** Extract to read **
-------------------------

Here is a code snippet for using cluster centroids:

# import the ClusterCentroids object.
from imblearn.under_sampling import ClusterCentroids

# instantiate the object with the right ratio.
cluster_centroids = ClusterCentroids(sampling_strategy="auto")

# fit the object to the training data.
x_train_cc, y_train_cc = cluster_centroids.fit_sample(x_train, y_train)

Besides the previous parameter, here’s another one you can tune to get better results:

• estimator: An object that performs the clustering process for this method—K-Means is the default here.

Undersampling with Edited Nearest Neighbor Rule

Edited Nearest Neighbor Rule (or ENN) was proposed in 1972 to remove instances from the majority class (undersampling).

This technique removes any instance from the majority class whose class label is different from the class label of at least two of its three nearest neighbors. In general terms, it’s near or around the borderline of different classes.

The point here is to increase the classification accuracy of minority instances rather than majority instances.

Here is a sample code snippet:

# import the EditedNearestNeighbours object.
from imblearn.under_sampling import EditedNearestNeighbours

# create the object to resample the majority class.

-------------------------

** Job A **
Reproduce the passage of the undersampling excerpt that begins at the words "# fit the object" and stops after "of different classes.".
** Job B **
List every code comment (each line starting with #) in the undersampling excerpt.
** Job C **
According to the undersampling excerpt, in what year was the Edited Nearest Neighbor Rule proposed?

** Raw records **
-------------------------

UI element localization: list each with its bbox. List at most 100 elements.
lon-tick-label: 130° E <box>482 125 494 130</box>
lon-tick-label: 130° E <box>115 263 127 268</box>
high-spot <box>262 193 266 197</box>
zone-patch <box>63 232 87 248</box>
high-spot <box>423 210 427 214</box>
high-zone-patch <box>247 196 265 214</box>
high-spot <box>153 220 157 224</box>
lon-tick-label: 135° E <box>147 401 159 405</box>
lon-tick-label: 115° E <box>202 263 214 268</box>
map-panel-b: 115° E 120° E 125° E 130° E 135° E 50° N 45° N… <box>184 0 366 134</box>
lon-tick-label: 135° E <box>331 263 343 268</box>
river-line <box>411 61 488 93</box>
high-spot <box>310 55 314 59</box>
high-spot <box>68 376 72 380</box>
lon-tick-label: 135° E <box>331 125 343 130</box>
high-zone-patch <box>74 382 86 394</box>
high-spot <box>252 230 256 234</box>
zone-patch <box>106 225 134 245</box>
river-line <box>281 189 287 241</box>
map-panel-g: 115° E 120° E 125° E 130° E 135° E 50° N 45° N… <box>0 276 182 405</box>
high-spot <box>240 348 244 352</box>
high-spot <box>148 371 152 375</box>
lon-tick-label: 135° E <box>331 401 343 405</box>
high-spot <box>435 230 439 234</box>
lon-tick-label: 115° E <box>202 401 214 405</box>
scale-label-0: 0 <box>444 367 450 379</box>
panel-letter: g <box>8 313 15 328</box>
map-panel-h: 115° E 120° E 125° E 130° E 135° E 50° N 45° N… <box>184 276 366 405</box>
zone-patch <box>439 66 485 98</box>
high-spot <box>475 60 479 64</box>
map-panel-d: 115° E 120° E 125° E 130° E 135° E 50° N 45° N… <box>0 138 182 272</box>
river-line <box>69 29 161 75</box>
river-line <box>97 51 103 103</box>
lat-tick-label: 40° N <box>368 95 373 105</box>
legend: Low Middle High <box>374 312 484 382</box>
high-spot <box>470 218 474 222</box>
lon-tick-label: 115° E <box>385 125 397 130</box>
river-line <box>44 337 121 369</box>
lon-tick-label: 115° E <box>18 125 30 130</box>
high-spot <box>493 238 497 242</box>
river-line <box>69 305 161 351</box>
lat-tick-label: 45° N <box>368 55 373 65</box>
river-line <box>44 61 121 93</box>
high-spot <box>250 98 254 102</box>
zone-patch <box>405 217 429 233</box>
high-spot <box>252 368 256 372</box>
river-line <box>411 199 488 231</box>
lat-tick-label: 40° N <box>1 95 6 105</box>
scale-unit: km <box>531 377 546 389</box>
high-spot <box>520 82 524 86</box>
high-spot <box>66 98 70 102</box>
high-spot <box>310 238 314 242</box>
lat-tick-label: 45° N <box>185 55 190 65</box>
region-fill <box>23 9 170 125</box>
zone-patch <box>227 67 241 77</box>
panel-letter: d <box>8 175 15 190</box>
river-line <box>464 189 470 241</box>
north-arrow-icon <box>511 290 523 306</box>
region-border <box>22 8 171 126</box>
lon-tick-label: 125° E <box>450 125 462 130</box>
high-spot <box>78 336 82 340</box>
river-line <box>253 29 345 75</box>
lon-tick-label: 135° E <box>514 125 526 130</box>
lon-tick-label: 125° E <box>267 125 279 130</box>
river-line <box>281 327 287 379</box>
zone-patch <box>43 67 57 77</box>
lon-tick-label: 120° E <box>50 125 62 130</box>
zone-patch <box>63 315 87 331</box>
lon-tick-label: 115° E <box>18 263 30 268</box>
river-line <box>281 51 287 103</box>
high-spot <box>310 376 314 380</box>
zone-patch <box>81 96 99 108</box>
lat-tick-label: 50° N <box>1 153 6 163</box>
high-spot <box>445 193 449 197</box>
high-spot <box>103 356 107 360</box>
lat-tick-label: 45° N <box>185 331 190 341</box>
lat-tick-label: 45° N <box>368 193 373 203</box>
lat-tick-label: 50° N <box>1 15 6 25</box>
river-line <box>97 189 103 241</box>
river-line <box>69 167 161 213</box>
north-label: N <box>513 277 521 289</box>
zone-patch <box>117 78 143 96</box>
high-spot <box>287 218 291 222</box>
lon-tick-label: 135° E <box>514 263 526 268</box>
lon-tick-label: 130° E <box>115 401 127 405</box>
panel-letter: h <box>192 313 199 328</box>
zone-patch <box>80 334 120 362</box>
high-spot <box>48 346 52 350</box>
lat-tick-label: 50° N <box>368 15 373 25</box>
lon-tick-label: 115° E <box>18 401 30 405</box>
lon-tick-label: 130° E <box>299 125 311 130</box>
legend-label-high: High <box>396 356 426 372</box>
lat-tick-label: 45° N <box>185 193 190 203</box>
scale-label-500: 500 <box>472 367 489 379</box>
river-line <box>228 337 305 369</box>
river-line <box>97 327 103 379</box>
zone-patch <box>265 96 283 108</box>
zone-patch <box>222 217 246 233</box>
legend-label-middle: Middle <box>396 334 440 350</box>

-------------------------

** Task output A **
# fit the object to the training data.
x_train_cc, y_train_cc = cluster_centroids.fit_sample(x_train, y_train)

Besides the previous parameter, here’s another one you can tune to get better results:

• estimator: An object that performs the clustering process for this method—K-Means is the default here.

Undersampling with Edited Nearest Neighbor Rule

Edited Nearest Neighbor Rule (or ENN) was proposed in 1972 to remove instances from the majority class (undersampling).

This technique removes any instance from the majority class whose class label is different from the class label of at least two of its three nearest neighbors. In general terms, it’s near or around the borderline of different classes.

** Task output B **
- # import the ClusterCentroids object.
- # instantiate the object with the right ratio.
- # fit the object to the training data.
- # import the EditedNearestNeighbours object.
- # create the object to resample the majority class.

** Task output C **
1972